— start TASK INPUT —
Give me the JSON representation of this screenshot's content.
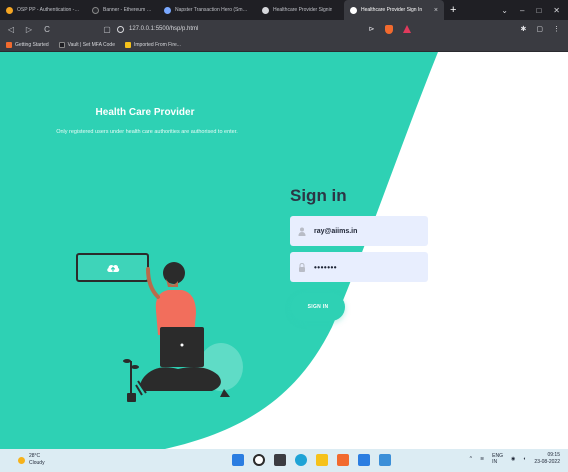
{
  "browser": {
    "tabs": [
      {
        "label": "OSP PP - Authentication - Fireba",
        "favicon_color": "#f5a623",
        "active": false
      },
      {
        "label": "Banner - Ethereum OIL",
        "favicon_color": "#3a3b41",
        "active": false
      },
      {
        "label": "Napster Transaction Hero (SmallBi",
        "favicon_color": "#7aa8ff",
        "active": false
      },
      {
        "label": "Healthcare Provider Signin",
        "favicon_color": "#d7d8dc",
        "active": false
      },
      {
        "label": "Healthcare Provider Sign In",
        "favicon_color": "#ffffff",
        "active": true
      }
    ],
    "new_tab_symbol": "+",
    "close_symbol": "×",
    "window_controls": [
      "⌄",
      "–",
      "□",
      "✕"
    ],
    "url": "127.0.0.1:5500/hsp/p.html",
    "nav": {
      "back": "◁",
      "forward": "▷",
      "reload": "C",
      "bookmark": "▢"
    },
    "bookmarks": [
      {
        "label": "Getting Started",
        "color": "#f26a2e"
      },
      {
        "label": "Vault | Set MFA Code",
        "color": "#1f1f24"
      },
      {
        "label": "Imported From Fire...",
        "color": "#f6c21b"
      }
    ]
  },
  "page": {
    "hero": {
      "title": "Health Care Provider",
      "subtitle": "Only registered users under health care authorities are authorised to enter."
    },
    "signin": {
      "title": "Sign in",
      "email_value": "ray@aiims.in",
      "password_value": "•••••••",
      "button_label": "SIGN IN"
    },
    "colors": {
      "accent": "#2ed1b4",
      "field_bg": "#e8eefe",
      "heading": "#2c3545"
    }
  },
  "taskbar": {
    "weather_temp": "28°C",
    "weather_desc": "Cloudy",
    "language": "ENG\nIN",
    "time": "09:15",
    "date": "23-08-2022"
  }
}
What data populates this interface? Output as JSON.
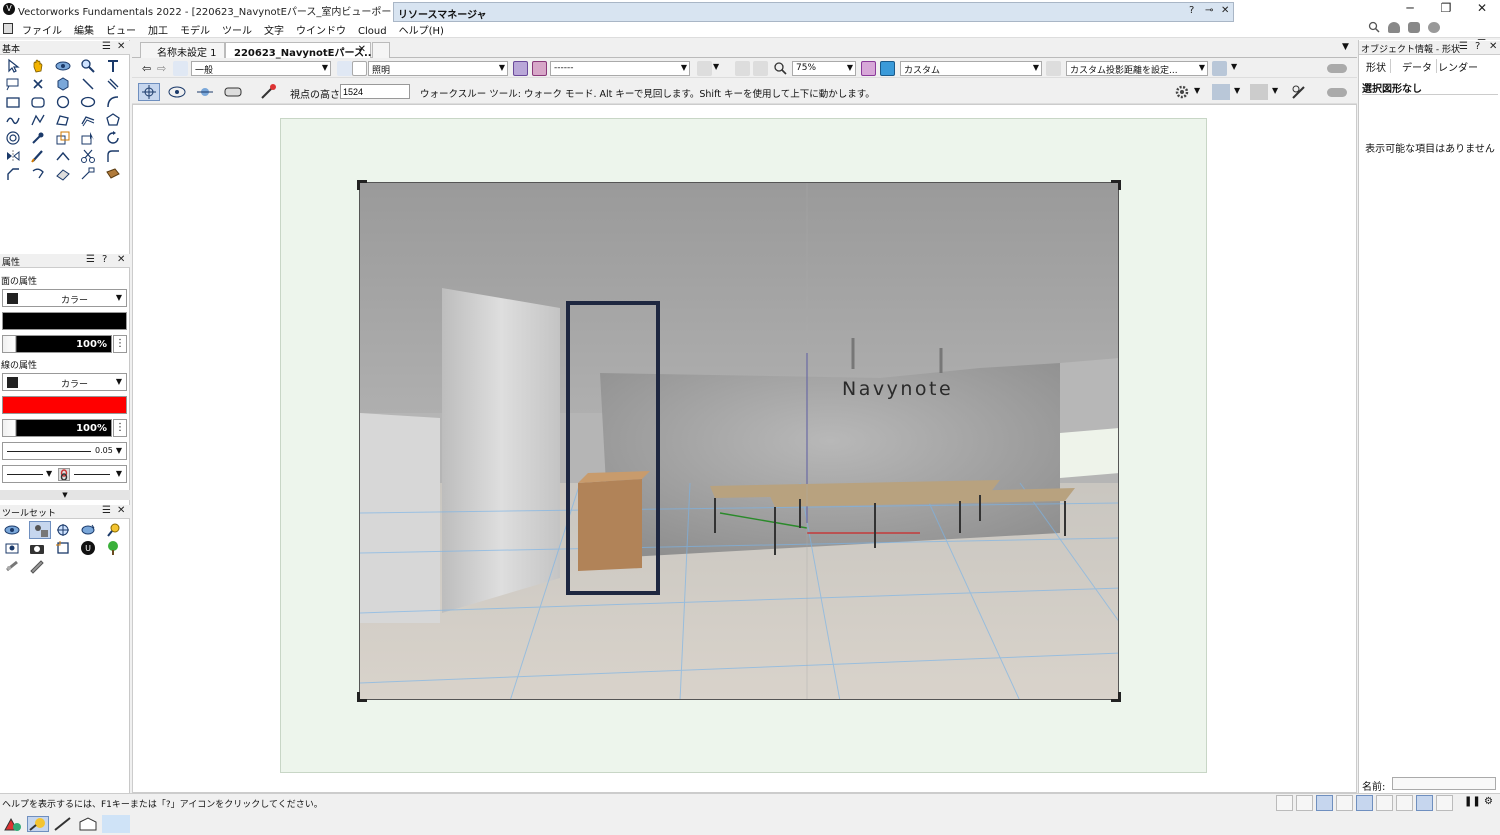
{
  "window": {
    "title": "Vectorworks Fundamentals 2022 - [220623_NavynotEパース_室内ビューポート.vwx]",
    "minimize": "─",
    "restore": "❐",
    "close": "✕"
  },
  "menu": [
    "ファイル",
    "編集",
    "ビュー",
    "加工",
    "モデル",
    "ツール",
    "文字",
    "ウインドウ",
    "Cloud",
    "ヘルプ(H)"
  ],
  "resource_manager": {
    "title": "リソースマネージャ",
    "help": "?",
    "pin": "⊸",
    "close": "✕"
  },
  "basic_palette": {
    "title": "基本"
  },
  "attributes_palette": {
    "title": "属性",
    "fill_section": "面の属性",
    "fill_style": "カラー",
    "fill_color": "#000000",
    "fill_opacity": "100%",
    "line_section": "線の属性",
    "line_style": "カラー",
    "line_color": "#ff0000",
    "line_opacity": "100%",
    "line_weight": "0.05"
  },
  "toolset_palette": {
    "title": "ツールセット"
  },
  "tabs": [
    {
      "label": "名称未設定 1"
    },
    {
      "label": "220623_NavynotEパース..."
    }
  ],
  "viewbar": {
    "class": "一般",
    "layer": "照明",
    "saved_view": "------",
    "zoom": "75%",
    "projection": "カスタム",
    "render_setting": "カスタム投影距離を設定..."
  },
  "modebar": {
    "eye_height_label": "視点の高さ:",
    "eye_height_value": "1524",
    "hint": "ウォークスルー ツール: ウォーク モード. Alt キーで見回します。Shift キーを使用して上下に動かします。"
  },
  "viewport": {
    "sign": "Navynote"
  },
  "info_palette": {
    "title": "オブジェクト情報 - 形状",
    "tabs": [
      "形状",
      "データ",
      "レンダー"
    ],
    "status": "選択図形なし",
    "empty_message": "表示可能な項目はありません",
    "name_label": "名前:"
  },
  "statusbar": {
    "text": "ヘルプを表示するには、F1キーまたは「?」アイコンをクリックしてください。"
  }
}
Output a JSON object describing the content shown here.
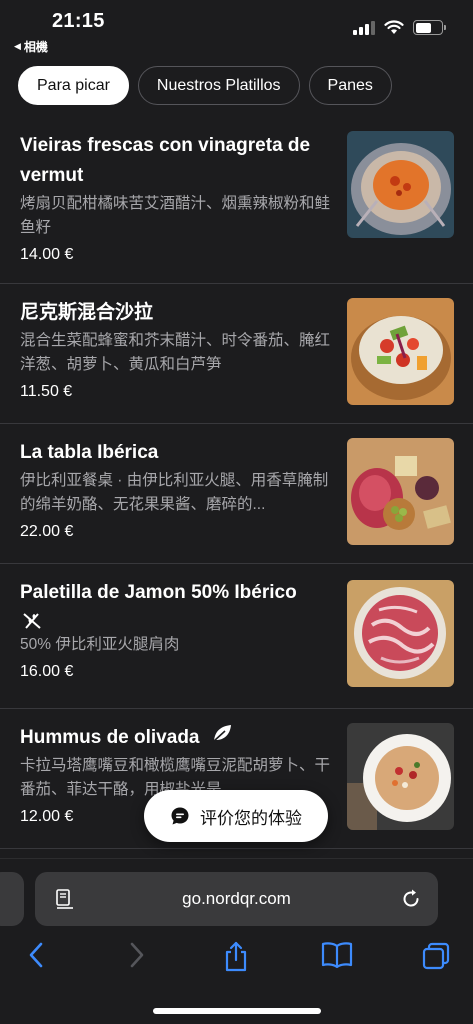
{
  "status_bar": {
    "time": "21:15",
    "back_label": "相機"
  },
  "tabs": [
    {
      "label": "Para picar",
      "active": true
    },
    {
      "label": "Nuestros Platillos",
      "active": false
    },
    {
      "label": "Panes",
      "active": false
    }
  ],
  "menu_items": [
    {
      "name": "Vieiras frescas con vinagreta de vermut",
      "description": "烤扇贝配柑橘味苦艾酒醋汁、烟熏辣椒粉和鲑鱼籽",
      "price": "14.00 €",
      "image": "scallop-photo"
    },
    {
      "name": "尼克斯混合沙拉",
      "description": "混合生菜配蜂蜜和芥末醋汁、时令番茄、腌红洋葱、胡萝卜、黄瓜和白芦笋",
      "price": "11.50 €",
      "image": "salad-photo"
    },
    {
      "name": "La tabla Ibérica",
      "description": "伊比利亚餐桌 · 由伊比利亚火腿、用香草腌制的绵羊奶酪、无花果果酱、磨碎的...",
      "price": "22.00 €",
      "image": "iberian-board-photo"
    },
    {
      "name": "Paletilla de Jamon 50% Ibérico",
      "description": "50% 伊比利亚火腿肩肉",
      "price": "16.00 €",
      "image": "jamon-photo",
      "icon": "gluten-free-icon"
    },
    {
      "name": "Hummus de olivada",
      "description": "卡拉马塔鹰嘴豆和橄榄鹰嘴豆泥配胡萝卜、干番茄、菲达干酪，用椒盐光是...",
      "price": "12.00 €",
      "image": "hummus-photo",
      "icon": "vegan-leaf-icon"
    }
  ],
  "review_pill": {
    "label": "评价您的体验",
    "icon": "chat-bubble-icon"
  },
  "browser": {
    "url": "go.nordqr.com",
    "accent_color": "#3d8bfd"
  }
}
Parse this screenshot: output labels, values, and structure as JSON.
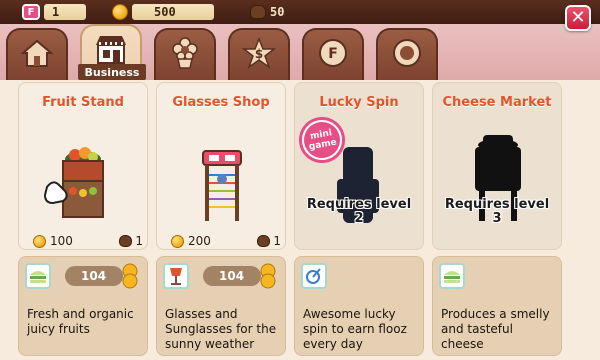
{
  "resources": {
    "flooz": "1",
    "coins": "500",
    "bags": "50"
  },
  "tabs": [
    {
      "name": "home",
      "icon": "house-icon"
    },
    {
      "name": "business",
      "icon": "shop-icon"
    },
    {
      "name": "decor",
      "icon": "flower-icon"
    },
    {
      "name": "bank",
      "icon": "star-dollar-icon"
    },
    {
      "name": "flooz",
      "icon": "flooz-coin-icon"
    },
    {
      "name": "frame",
      "icon": "ring-icon"
    }
  ],
  "active_tab_label": "Business",
  "cards": [
    {
      "title": "Fruit Stand",
      "price_coins": "100",
      "price_bags": "1",
      "locked": false
    },
    {
      "title": "Glasses Shop",
      "price_coins": "200",
      "price_bags": "1",
      "locked": false
    },
    {
      "title": "Lucky Spin",
      "requires": "Requires level",
      "level": "2",
      "badge": "mini game",
      "locked": true
    },
    {
      "title": "Cheese Market",
      "requires": "Requires level",
      "level": "3",
      "locked": true
    }
  ],
  "info": [
    {
      "count": "104",
      "icon": "burger-icon",
      "desc": "Fresh and organic juicy fruits"
    },
    {
      "count": "104",
      "icon": "lamp-icon",
      "desc": "Glasses and Sunglasses for the sunny weather"
    },
    {
      "icon": "spin-icon",
      "desc": "Awesome lucky spin to earn flooz every day"
    },
    {
      "icon": "burger-icon",
      "desc": "Produces a smelly and tasteful cheese"
    }
  ],
  "colors": {
    "title": "#e2542c",
    "tab_brown": "#8a4e36",
    "flooz_pink": "#e84e86",
    "close_red": "#d3284a"
  }
}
— end TASK INPUT —
PROBLEM TO WORK ON: From the records, copy every line that has the string "Glasses" in it.

EXERCISE ANSWER:
      "title": "Glasses Shop",
      "desc": "Glasses and Sunglasses for the sunny weather"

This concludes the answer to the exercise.